WORK INSTRUCTIONS
Transcribe the data in full and exactly, omitting any pictures.

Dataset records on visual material

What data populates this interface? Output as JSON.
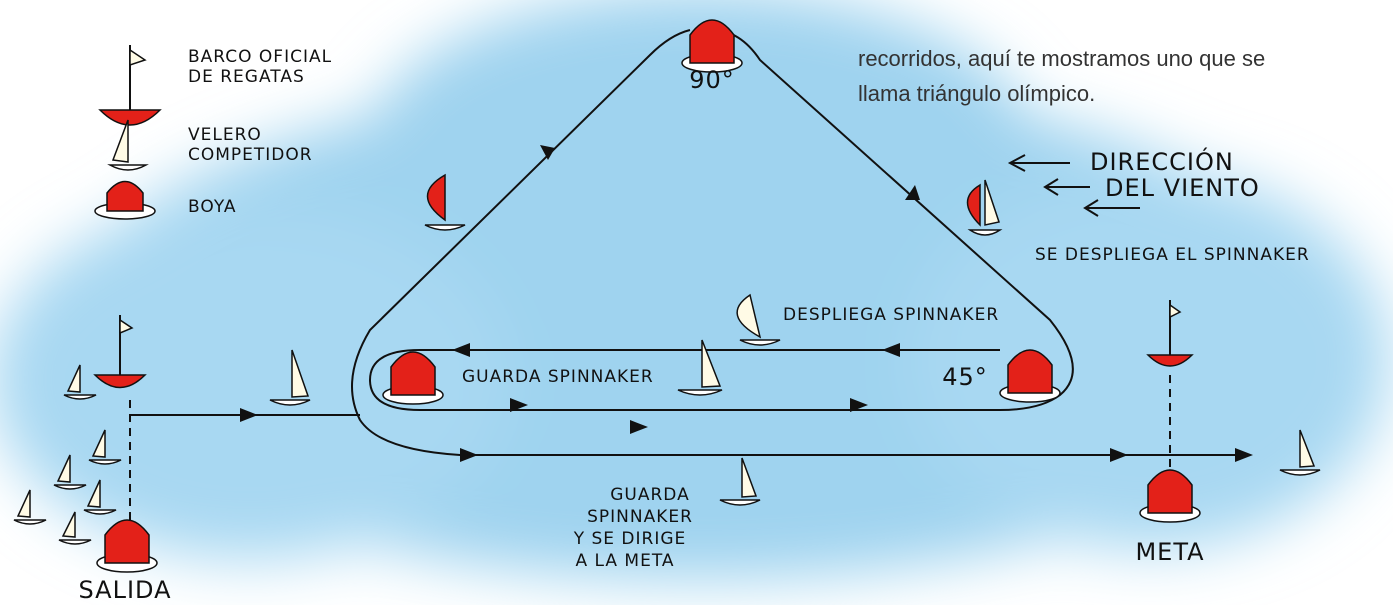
{
  "intro": {
    "lines": [
      "recorridos, aquí te mostramos uno que se",
      "llama triángulo olímpico."
    ]
  },
  "legend": {
    "items": [
      {
        "label_lines": [
          "BARCO OFICIAL",
          "DE REGATAS"
        ]
      },
      {
        "label_lines": [
          "VELERO",
          "COMPETIDOR"
        ]
      },
      {
        "label_lines": [
          "BOYA"
        ]
      }
    ]
  },
  "marks": {
    "top_angle": "90°",
    "right_angle": "45°",
    "start": "SALIDA",
    "finish": "META"
  },
  "annotations": {
    "wind": [
      "DIRECCIÓN",
      "DEL VIENTO"
    ],
    "deploy_spinnaker_top": "SE DESPLIEGA EL SPINNAKER",
    "deploy_spinnaker": "DESPLIEGA SPINNAKER",
    "stow_spinnaker": "GUARDA SPINNAKER",
    "stow_and_finish": [
      "GUARDA",
      "SPINNAKER",
      "Y SE DIRIGE",
      "A LA META"
    ]
  }
}
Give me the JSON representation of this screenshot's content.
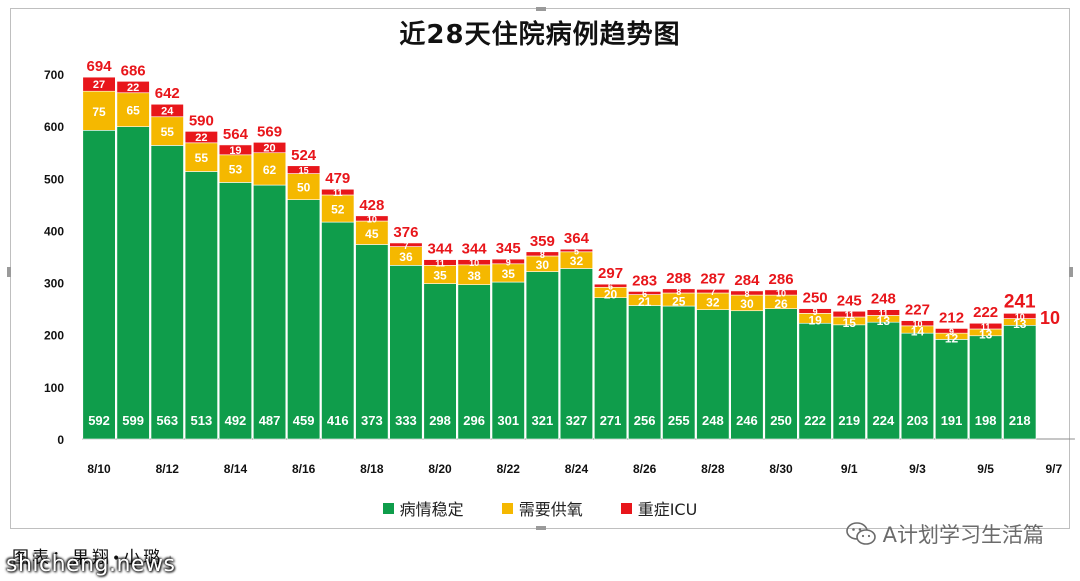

RESPONSE TO THIS EXERCISE
What data populates this interface? Output as JSON.
{
  "intro": {
    "lines": [
      "recorridos, aquí te mostramos uno que se",
      "llama triángulo olímpico."
    ]
  },
  "legend": {
    "items": [
      {
        "label_lines": [
          "BARCO OFICIAL",
          "DE REGATAS"
        ]
      },
      {
        "label_lines": [
          "VELERO",
          "COMPETIDOR"
        ]
      },
      {
        "label_lines": [
          "BOYA"
        ]
      }
    ]
  },
  "marks": {
    "top_angle": "90°",
    "right_angle": "45°",
    "start": "SALIDA",
    "finish": "META"
  },
  "annotations": {
    "wind": [
      "DIRECCIÓN",
      "DEL VIENTO"
    ],
    "deploy_spinnaker_top": "SE DESPLIEGA EL SPINNAKER",
    "deploy_spinnaker": "DESPLIEGA SPINNAKER",
    "stow_spinnaker": "GUARDA SPINNAKER",
    "stow_and_finish": [
      "GUARDA",
      "SPINNAKER",
      "Y SE DIRIGE",
      "A LA META"
    ]
  }
}
Give me the JSON representation of this screenshot's content.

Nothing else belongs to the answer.